======== Dataset ========
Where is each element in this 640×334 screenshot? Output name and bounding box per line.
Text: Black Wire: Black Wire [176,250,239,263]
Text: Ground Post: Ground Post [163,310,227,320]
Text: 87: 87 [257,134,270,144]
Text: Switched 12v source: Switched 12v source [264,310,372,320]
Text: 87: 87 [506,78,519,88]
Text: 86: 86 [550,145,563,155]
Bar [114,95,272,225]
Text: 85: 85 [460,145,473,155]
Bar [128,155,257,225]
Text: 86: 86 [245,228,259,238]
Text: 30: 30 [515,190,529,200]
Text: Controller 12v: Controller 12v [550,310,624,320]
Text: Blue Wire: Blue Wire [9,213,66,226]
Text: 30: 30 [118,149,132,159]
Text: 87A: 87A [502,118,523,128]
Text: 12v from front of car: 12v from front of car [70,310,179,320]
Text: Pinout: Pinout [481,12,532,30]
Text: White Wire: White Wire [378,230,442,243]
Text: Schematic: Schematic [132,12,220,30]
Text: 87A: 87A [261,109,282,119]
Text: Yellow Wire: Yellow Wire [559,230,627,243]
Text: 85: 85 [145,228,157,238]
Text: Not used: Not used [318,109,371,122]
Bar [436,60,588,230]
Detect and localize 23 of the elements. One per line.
========
======== Dataset ========
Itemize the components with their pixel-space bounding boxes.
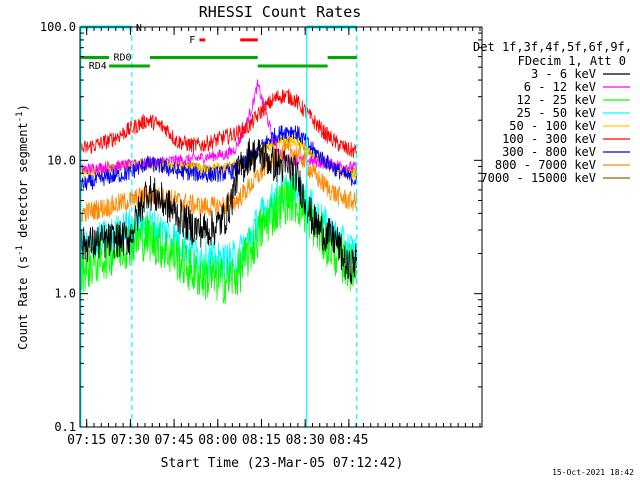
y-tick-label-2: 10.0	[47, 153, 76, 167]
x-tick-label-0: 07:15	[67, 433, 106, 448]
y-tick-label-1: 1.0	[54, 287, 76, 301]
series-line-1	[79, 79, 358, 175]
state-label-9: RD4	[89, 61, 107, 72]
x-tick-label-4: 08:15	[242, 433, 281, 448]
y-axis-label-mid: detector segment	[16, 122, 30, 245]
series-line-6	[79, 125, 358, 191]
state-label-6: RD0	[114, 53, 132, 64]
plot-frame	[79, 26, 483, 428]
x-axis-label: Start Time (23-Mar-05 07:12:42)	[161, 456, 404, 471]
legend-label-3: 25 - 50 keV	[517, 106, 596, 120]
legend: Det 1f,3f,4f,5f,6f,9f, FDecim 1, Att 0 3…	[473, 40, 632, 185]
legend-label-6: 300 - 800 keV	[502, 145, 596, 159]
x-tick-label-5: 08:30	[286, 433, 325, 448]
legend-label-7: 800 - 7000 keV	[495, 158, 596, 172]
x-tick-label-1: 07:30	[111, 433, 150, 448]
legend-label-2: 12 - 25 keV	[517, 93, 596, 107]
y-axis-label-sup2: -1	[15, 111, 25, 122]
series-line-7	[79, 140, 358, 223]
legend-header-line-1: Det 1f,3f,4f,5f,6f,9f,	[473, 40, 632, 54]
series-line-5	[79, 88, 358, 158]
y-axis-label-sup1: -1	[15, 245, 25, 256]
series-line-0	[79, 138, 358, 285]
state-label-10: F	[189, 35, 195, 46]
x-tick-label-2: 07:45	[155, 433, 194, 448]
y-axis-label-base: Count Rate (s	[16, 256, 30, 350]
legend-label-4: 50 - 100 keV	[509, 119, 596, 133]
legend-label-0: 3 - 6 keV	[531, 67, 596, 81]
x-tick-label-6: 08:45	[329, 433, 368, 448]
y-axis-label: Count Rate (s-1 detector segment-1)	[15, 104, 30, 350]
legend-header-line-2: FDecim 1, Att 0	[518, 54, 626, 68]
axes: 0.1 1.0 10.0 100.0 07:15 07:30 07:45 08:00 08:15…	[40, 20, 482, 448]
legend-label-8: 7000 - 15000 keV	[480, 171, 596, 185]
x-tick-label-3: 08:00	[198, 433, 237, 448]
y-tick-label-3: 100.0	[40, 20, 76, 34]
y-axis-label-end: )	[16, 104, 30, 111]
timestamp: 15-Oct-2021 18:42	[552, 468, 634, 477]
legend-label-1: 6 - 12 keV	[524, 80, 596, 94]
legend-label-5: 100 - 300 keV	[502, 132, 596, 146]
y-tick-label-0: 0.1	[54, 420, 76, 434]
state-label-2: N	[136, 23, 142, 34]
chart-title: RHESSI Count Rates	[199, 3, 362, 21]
========
▶ Task to complete
Copy out the lines from the line with "Where is each" to the line with "Detect and localize", both included, exactly as they appear above.

▶ Exercise response
Where is each element in this 640×334 screenshot? Output name and bounding box per line.
Text: Black Wire: Black Wire [176,250,239,263]
Text: Ground Post: Ground Post [163,310,227,320]
Text: 87: 87 [257,134,270,144]
Text: Switched 12v source: Switched 12v source [264,310,372,320]
Text: 87: 87 [506,78,519,88]
Text: 86: 86 [550,145,563,155]
Bar [114,95,272,225]
Text: 85: 85 [460,145,473,155]
Bar [128,155,257,225]
Text: 86: 86 [245,228,259,238]
Text: 30: 30 [515,190,529,200]
Text: Controller 12v: Controller 12v [550,310,624,320]
Text: Blue Wire: Blue Wire [9,213,66,226]
Text: 30: 30 [118,149,132,159]
Text: 87A: 87A [502,118,523,128]
Text: 12v from front of car: 12v from front of car [70,310,179,320]
Text: Pinout: Pinout [481,12,532,30]
Text: White Wire: White Wire [378,230,442,243]
Text: Schematic: Schematic [132,12,220,30]
Text: 87A: 87A [261,109,282,119]
Text: Yellow Wire: Yellow Wire [559,230,627,243]
Text: 85: 85 [145,228,157,238]
Text: Not used: Not used [318,109,371,122]
Bar [436,60,588,230]
Detect and localize 23 of the elements. One per line.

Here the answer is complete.